§ **TEXTE SOURCE**

Alors que plusieurs banques centrales semblent se rapprocher de leur taux terminal, certaines données économiques semblent indiquer qu’un ralentissement économique se profile au deuxième trimestre.
Les marchés financiers face au ralentissement de l’économie américaine
Après le Canada il y a quelques jours, c’est au tour de l’Australie de marquer une pause dans le relèvement de son taux directeur cette semaine du 3 avril 2023. Même si ce n’est pas encore le cas pour la Reserve Fédérale ou la BCE, les dernières communications se sont un peu assouplies, notamment après le stress bancaire qui a soudainement fait irruption le mois dernier.
En attendant le début de la saison des résultats pour les entreprises d’ici quelques jours, on commence à observer quelques chiffres macroéconomiques qui pointent vers un ralentissement de l’activité.
En Europe ce sont les chiffres de la consommation qui surprennent à la baisse : en février la consommation a baissé de 0.8% en mensuel et de 4.1% en annuel. Surprise également négative du côté de l’Allemagne avec une baisse mensuelle de 1.3% en février. Premiers signes d’une « usure » des consommateurs face à une inflation élevée et à des conditions de crédit qui se dégradent ? La zone euro connaît actuellement la plus faible croissance des prêts aux ménages depuis février 2021, d’après les données de la BCE.

§ **DONNÉES FOURNIES**

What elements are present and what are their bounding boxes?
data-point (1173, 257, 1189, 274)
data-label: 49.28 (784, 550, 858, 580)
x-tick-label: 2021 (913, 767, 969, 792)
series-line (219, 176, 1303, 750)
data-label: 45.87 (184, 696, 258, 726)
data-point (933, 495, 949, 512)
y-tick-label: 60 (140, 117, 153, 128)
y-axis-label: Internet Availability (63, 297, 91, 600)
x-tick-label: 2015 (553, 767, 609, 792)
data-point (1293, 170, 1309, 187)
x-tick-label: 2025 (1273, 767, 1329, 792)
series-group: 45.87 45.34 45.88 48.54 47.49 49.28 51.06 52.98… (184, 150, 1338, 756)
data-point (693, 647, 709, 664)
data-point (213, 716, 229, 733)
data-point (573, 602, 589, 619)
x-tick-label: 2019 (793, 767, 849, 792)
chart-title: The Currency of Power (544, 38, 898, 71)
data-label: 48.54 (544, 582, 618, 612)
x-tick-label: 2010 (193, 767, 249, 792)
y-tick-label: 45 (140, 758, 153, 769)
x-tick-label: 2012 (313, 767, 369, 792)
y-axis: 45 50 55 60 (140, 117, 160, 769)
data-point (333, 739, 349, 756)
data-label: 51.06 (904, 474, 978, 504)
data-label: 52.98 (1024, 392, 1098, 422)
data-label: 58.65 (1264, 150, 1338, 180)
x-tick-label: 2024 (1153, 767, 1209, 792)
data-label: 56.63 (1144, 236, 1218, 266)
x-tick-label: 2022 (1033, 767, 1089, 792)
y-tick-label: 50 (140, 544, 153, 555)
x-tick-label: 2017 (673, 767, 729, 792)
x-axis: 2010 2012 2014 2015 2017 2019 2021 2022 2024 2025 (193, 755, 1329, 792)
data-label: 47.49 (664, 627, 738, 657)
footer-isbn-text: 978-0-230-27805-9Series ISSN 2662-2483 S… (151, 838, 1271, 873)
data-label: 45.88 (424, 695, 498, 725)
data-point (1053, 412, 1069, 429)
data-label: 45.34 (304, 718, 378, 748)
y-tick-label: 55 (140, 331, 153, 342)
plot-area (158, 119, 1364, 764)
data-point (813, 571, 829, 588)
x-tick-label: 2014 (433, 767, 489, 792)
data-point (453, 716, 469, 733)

§ **TRAVAIL DEMANDÉ**
A: Transcrivez tout le passage de l'article sur le ralentissement économique, de « En Europe ce » jusqu'à « données de la BCE. ».
B: Traduisez en anglais cette phrase de l'article sur le ralentissement économique : « En attendant le début de la saison des résultats pour les entreprises d’ici quelques jours, on commence à observer quelques chiffres macroéconomiques qui pointent vers un ralentissement de l’activité. »
C: Reprenez la rédaction de l'article sur le ralentissement économique à la suite de sa dernière phrase.

§ **RÉPONSES PAR TÂCHE**
A:
En Europe ce sont les chiffres de la consommation qui surprennent à la baisse : en février la consommation a baissé de 0.8% en mensuel et de 4.1% en annuel. Surprise également négative du côté de l’Allemagne avec une baisse mensuelle de 1.3% en février. Premiers signes d’une « usure » des consommateurs face à une inflation élevée et à des conditions de crédit qui se dégradent ? La zone euro connaît actuellement la plus faible croissance des prêts aux ménages depuis février 2021, d’après les données de la BCE.

B: Ahead of the start of the corporate earnings season in a few days, some macroeconomic figures are beginning to emerge that point to a slowdown in activity.

C:
Du côté de la Chine, la reprise de l’activité manufacturière est irrégulière comme en témoigne le dernier indice PMI ressorti à tout juste 50.0 (zone qui marque la séparation entre expansion de l’activité et contraction) contre 51.6 le mois précédent.
Outre-Atlantique, l’indice ISM manufacturier continue non seulement d’évoluer sous 50 (contraction) pour le cinquième mois consécutif mais s’est encore dégradé en mars pour tomber à 46.3, son plus bas niveau depuis mai 2020 pendant la crise Covid. Même s’il ne s’agit « que » du secteur manufacturier, sa faiblesse soulève quand même des questions sur la trajectoire économique à venir des Etats-Unis. Et la publication hier de l’ISM Services pour le mois de mars, ressorti à 51.2 contre 55.1 le mois précédent, semble confirmer le ralentissement économique sachant que les services représentent trois quarts de l’économie américaine. La composante « nouvelles commandes » de l’ISM est tombée à 52.2 en mars contre 62.6 en février...le risque de contraction de l’économie américaine au deuxième trimestre est bien réel.
Après la publication de ces chiffres, la Fed d’Atlanta a révisé à la baisse sa prévision de croissance pour le premier trimestre à 1.5%. C’est encore un chiffre tout à fait correct mais quelques semaines auparavant, cette prévision évoluait encore à près de 3.5%.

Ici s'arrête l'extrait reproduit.